# REQUIREMENT
Show all lines of the listing that hold the word "Entry".

— BEGIN —

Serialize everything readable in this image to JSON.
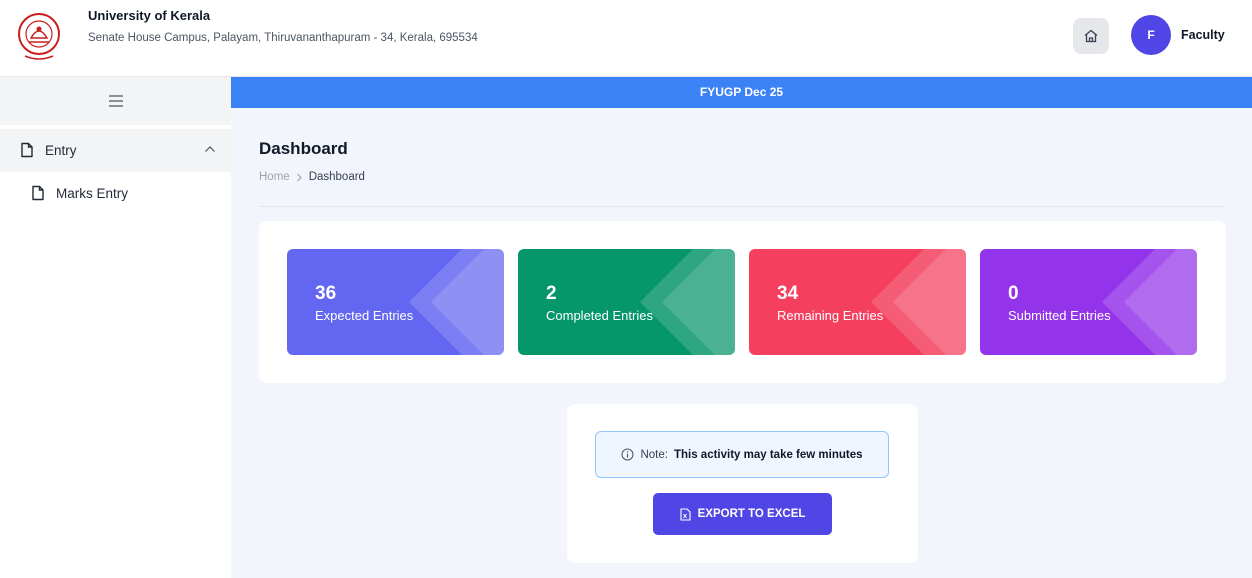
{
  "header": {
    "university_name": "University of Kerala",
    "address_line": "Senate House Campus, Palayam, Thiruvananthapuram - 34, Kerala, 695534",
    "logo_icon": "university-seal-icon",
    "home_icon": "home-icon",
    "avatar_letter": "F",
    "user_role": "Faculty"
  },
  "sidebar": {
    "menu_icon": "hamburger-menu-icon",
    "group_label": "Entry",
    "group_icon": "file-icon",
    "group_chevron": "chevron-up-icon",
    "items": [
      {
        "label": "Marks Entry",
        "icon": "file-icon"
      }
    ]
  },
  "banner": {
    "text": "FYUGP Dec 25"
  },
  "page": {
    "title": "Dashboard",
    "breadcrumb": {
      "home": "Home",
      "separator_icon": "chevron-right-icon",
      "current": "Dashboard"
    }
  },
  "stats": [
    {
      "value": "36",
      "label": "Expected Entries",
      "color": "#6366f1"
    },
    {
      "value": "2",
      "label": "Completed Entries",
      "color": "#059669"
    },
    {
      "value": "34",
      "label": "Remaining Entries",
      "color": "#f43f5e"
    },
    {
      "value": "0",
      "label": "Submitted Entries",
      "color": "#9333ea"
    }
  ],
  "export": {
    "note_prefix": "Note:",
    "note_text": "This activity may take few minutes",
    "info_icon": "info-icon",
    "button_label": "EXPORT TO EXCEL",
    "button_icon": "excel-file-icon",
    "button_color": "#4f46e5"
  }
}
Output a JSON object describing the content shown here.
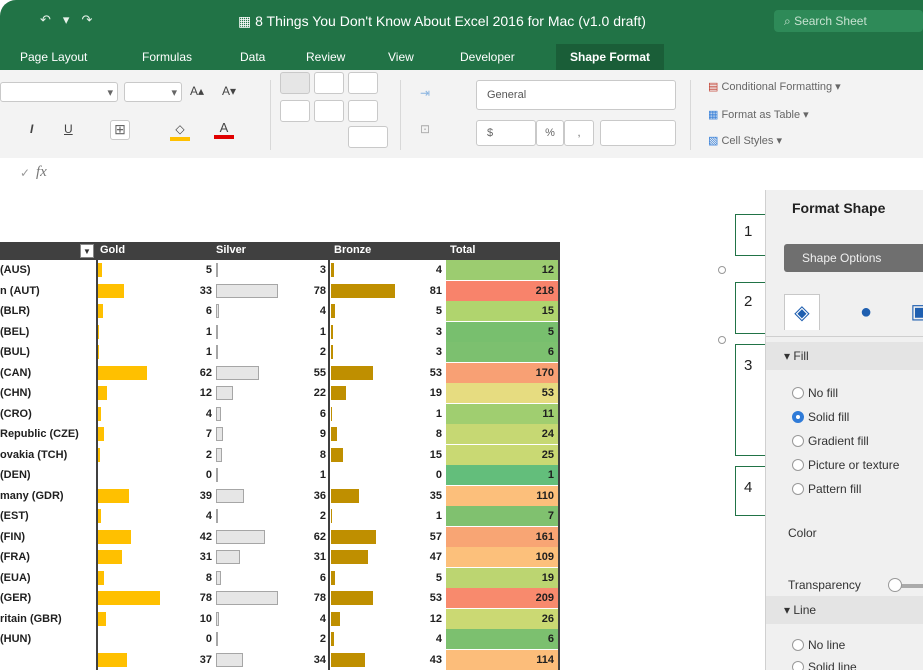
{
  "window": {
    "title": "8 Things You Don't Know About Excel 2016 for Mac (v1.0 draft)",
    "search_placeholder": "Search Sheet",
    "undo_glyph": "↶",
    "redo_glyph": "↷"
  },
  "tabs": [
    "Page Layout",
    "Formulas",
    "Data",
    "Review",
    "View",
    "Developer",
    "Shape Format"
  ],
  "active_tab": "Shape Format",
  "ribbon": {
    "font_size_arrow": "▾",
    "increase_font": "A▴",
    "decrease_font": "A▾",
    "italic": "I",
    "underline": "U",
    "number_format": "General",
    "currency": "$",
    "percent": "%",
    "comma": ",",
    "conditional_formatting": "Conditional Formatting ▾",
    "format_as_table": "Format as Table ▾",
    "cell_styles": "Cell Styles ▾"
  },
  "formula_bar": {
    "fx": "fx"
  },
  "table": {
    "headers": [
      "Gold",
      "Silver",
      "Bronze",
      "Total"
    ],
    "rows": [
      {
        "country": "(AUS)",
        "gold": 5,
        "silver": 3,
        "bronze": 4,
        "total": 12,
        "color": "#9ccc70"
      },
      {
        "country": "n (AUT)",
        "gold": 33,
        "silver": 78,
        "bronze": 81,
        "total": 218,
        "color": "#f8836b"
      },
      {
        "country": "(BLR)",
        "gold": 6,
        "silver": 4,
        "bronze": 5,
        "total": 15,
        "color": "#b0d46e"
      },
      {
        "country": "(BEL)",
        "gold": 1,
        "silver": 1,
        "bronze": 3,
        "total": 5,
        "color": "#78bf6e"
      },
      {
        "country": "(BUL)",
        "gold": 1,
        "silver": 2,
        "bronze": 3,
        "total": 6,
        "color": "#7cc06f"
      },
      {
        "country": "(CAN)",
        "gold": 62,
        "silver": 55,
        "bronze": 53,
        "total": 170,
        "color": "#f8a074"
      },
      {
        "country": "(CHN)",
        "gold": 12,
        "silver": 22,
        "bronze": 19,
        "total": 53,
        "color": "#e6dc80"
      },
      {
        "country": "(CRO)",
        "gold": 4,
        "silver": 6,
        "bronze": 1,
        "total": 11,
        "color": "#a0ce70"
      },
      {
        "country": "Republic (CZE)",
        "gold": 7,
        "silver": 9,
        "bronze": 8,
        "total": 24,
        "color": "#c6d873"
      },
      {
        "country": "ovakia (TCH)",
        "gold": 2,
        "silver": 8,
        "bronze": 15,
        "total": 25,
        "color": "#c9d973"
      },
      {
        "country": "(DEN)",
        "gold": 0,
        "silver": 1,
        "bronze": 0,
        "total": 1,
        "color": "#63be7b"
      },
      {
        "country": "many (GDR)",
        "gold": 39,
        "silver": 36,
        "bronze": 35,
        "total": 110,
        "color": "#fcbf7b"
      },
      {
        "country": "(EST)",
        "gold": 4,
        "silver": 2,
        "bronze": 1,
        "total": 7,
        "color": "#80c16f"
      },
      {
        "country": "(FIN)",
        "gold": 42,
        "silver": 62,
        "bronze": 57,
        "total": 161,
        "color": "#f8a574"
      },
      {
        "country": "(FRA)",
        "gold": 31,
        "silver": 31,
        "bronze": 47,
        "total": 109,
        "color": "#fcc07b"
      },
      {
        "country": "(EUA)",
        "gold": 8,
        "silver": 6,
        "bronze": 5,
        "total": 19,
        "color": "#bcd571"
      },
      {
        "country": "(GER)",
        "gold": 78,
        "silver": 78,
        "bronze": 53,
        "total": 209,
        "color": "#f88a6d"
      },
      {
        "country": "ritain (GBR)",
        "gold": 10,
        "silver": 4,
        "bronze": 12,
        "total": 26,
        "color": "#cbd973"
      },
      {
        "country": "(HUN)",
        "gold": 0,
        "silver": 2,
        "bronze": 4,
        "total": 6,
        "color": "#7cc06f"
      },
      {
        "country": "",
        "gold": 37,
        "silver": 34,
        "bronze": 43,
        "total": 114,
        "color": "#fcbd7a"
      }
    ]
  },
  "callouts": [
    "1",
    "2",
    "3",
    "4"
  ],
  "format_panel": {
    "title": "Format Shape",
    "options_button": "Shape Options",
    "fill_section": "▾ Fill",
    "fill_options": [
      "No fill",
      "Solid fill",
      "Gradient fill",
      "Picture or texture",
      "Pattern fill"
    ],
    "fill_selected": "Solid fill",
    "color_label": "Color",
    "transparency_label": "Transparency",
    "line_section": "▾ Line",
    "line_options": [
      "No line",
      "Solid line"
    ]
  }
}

— END —

# RESULT OF THIS TASK
    "group_label": "Entry",
        "label": "Marks Entry",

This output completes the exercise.